**The exercise:** Exactly reproduce each record listed below.
Begin Exercise data
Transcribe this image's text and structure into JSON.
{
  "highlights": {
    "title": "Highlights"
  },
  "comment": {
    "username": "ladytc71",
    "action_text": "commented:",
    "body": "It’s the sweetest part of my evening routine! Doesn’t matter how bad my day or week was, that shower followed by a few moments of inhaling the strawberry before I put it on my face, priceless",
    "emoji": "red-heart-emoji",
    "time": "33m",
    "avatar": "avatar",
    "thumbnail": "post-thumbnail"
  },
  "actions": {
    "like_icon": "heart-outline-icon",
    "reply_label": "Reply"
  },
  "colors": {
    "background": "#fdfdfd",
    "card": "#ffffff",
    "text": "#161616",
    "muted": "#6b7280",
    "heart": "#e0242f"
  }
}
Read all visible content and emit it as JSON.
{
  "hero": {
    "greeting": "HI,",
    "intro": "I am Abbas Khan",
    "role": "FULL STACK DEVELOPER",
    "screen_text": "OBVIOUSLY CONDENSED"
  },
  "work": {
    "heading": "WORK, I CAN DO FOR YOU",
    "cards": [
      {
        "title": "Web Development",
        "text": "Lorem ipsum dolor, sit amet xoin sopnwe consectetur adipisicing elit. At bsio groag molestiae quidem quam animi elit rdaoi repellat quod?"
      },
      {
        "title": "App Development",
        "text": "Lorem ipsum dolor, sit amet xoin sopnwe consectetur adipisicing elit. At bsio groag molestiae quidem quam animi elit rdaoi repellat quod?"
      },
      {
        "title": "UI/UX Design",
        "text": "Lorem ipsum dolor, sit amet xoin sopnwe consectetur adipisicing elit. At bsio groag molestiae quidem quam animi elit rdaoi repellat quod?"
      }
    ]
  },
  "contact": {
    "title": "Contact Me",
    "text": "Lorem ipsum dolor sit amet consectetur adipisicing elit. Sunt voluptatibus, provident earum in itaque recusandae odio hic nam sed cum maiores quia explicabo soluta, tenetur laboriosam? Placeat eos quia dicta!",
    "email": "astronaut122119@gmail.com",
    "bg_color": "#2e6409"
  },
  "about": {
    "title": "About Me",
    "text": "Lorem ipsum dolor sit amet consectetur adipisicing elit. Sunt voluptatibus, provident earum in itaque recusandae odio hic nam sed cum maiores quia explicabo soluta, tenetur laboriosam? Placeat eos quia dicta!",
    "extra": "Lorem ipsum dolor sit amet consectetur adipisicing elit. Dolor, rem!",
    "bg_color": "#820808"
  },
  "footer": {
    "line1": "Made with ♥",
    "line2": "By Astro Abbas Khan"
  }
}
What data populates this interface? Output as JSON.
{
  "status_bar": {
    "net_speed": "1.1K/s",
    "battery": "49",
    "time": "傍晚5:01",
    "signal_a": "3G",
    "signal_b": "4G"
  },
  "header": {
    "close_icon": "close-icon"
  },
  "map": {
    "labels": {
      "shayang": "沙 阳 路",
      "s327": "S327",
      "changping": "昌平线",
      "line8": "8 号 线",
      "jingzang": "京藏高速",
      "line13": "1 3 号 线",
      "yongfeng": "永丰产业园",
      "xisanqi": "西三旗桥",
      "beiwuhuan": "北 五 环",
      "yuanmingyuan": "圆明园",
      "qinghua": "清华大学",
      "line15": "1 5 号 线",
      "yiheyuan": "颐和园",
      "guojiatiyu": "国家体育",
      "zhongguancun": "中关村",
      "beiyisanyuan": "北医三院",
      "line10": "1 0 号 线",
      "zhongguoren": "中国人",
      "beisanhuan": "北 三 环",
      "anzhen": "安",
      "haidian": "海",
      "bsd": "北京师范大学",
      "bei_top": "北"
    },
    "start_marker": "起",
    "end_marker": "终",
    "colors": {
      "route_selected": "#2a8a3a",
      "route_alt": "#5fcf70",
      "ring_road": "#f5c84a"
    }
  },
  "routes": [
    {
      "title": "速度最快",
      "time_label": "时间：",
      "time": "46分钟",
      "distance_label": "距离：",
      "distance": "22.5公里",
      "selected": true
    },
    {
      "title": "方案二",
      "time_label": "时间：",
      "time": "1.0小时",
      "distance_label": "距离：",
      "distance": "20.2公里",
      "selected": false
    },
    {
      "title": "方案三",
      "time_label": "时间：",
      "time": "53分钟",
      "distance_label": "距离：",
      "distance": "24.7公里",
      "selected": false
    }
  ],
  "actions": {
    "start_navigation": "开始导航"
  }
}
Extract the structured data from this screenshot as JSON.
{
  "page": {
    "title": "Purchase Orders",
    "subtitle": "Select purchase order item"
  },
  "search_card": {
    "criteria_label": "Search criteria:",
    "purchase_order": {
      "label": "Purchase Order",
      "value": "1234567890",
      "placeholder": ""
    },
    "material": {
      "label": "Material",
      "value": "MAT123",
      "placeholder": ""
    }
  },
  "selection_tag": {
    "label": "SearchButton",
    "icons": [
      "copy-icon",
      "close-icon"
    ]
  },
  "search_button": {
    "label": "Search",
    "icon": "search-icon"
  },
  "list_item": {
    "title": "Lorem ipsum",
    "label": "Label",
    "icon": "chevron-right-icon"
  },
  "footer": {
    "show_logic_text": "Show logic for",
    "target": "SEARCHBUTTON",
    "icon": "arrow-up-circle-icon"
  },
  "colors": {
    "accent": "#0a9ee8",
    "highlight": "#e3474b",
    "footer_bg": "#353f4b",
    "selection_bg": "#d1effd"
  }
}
End Exercise data
**Solution to this task:**
Transcribe this image's text and structure into JSON.
{
  "highlights": {
    "title": "Highlights"
  },
  "comment": {
    "username": "ladytc71",
    "action_text": "commented:",
    "body": "It’s the sweetest part of my evening routine! Doesn’t matter how bad my day or week was, that shower followed by a few moments of inhaling the strawberry before I put it on my face, priceless",
    "emoji": "red-heart-emoji",
    "time": "33m",
    "avatar": "avatar",
    "thumbnail": "post-thumbnail"
  },
  "actions": {
    "like_icon": "heart-outline-icon",
    "reply_label": "Reply"
  },
  "colors": {
    "background": "#fdfdfd",
    "card": "#ffffff",
    "text": "#161616",
    "muted": "#6b7280",
    "heart": "#e0242f"
  }
}
Read all visible content and emit it as JSON.
{
  "hero": {
    "greeting": "HI,",
    "intro": "I am Abbas Khan",
    "role": "FULL STACK DEVELOPER",
    "screen_text": "OBVIOUSLY CONDENSED"
  },
  "work": {
    "heading": "WORK, I CAN DO FOR YOU",
    "cards": [
      {
        "title": "Web Development",
        "text": "Lorem ipsum dolor, sit amet xoin sopnwe consectetur adipisicing elit. At bsio groag molestiae quidem quam animi elit rdaoi repellat quod?"
      },
      {
        "title": "App Development",
        "text": "Lorem ipsum dolor, sit amet xoin sopnwe consectetur adipisicing elit. At bsio groag molestiae quidem quam animi elit rdaoi repellat quod?"
      },
      {
        "title": "UI/UX Design",
        "text": "Lorem ipsum dolor, sit amet xoin sopnwe consectetur adipisicing elit. At bsio groag molestiae quidem quam animi elit rdaoi repellat quod?"
      }
    ]
  },
  "contact": {
    "title": "Contact Me",
    "text": "Lorem ipsum dolor sit amet consectetur adipisicing elit. Sunt voluptatibus, provident earum in itaque recusandae odio hic nam sed cum maiores quia explicabo soluta, tenetur laboriosam? Placeat eos quia dicta!",
    "email": "astronaut122119@gmail.com",
    "bg_color": "#2e6409"
  },
  "about": {
    "title": "About Me",
    "text": "Lorem ipsum dolor sit amet consectetur adipisicing elit. Sunt voluptatibus, provident earum in itaque recusandae odio hic nam sed cum maiores quia explicabo soluta, tenetur laboriosam? Placeat eos quia dicta!",
    "extra": "Lorem ipsum dolor sit amet consectetur adipisicing elit. Dolor, rem!",
    "bg_color": "#820808"
  },
  "footer": {
    "line1": "Made with ♥",
    "line2": "By Astro Abbas Khan"
  }
}
What data populates this interface? Output as JSON.
{
  "status_bar": {
    "net_speed": "1.1K/s",
    "battery": "49",
    "time": "傍晚5:01",
    "signal_a": "3G",
    "signal_b": "4G"
  },
  "header": {
    "close_icon": "close-icon"
  },
  "map": {
    "labels": {
      "shayang": "沙 阳 路",
      "s327": "S327",
      "changping": "昌平线",
      "line8": "8 号 线",
      "jingzang": "京藏高速",
      "line13": "1 3 号 线",
      "yongfeng": "永丰产业园",
      "xisanqi": "西三旗桥",
      "beiwuhuan": "北 五 环",
      "yuanmingyuan": "圆明园",
      "qinghua": "清华大学",
      "line15": "1 5 号 线",
      "yiheyuan": "颐和园",
      "guojiatiyu": "国家体育",
      "zhongguancun": "中关村",
      "beiyisanyuan": "北医三院",
      "line10": "1 0 号 线",
      "zhongguoren": "中国人",
      "beisanhuan": "北 三 环",
      "anzhen": "安",
      "haidian": "海",
      "bsd": "北京师范大学",
      "bei_top": "北"
    },
    "start_marker": "起",
    "end_marker": "终",
    "colors": {
      "route_selected": "#2a8a3a",
      "route_alt": "#5fcf70",
      "ring_road": "#f5c84a"
    }
  },
  "routes": [
    {
      "title": "速度最快",
      "time_label": "时间：",
      "time": "46分钟",
      "distance_label": "距离：",
      "distance": "22.5公里",
      "selected": true
    },
    {
      "title": "方案二",
      "time_label": "时间：",
      "time": "1.0小时",
      "distance_label": "距离：",
      "distance": "20.2公里",
      "selected": false
    },
    {
      "title": "方案三",
      "time_label": "时间：",
      "time": "53分钟",
      "distance_label": "距离：",
      "distance": "24.7公里",
      "selected": false
    }
  ],
  "actions": {
    "start_navigation": "开始导航"
  }
}
Extract the structured data from this screenshot as JSON.
{
  "page": {
    "title": "Purchase Orders",
    "subtitle": "Select purchase order item"
  },
  "search_card": {
    "criteria_label": "Search criteria:",
    "purchase_order": {
      "label": "Purchase Order",
      "value": "1234567890",
      "placeholder": ""
    },
    "material": {
      "label": "Material",
      "value": "MAT123",
      "placeholder": ""
    }
  },
  "selection_tag": {
    "label": "SearchButton",
    "icons": [
      "copy-icon",
      "close-icon"
    ]
  },
  "search_button": {
    "label": "Search",
    "icon": "search-icon"
  },
  "list_item": {
    "title": "Lorem ipsum",
    "label": "Label",
    "icon": "chevron-right-icon"
  },
  "footer": {
    "show_logic_text": "Show logic for",
    "target": "SEARCHBUTTON",
    "icon": "arrow-up-circle-icon"
  },
  "colors": {
    "accent": "#0a9ee8",
    "highlight": "#e3474b",
    "footer_bg": "#353f4b",
    "selection_bg": "#d1effd"
  }
}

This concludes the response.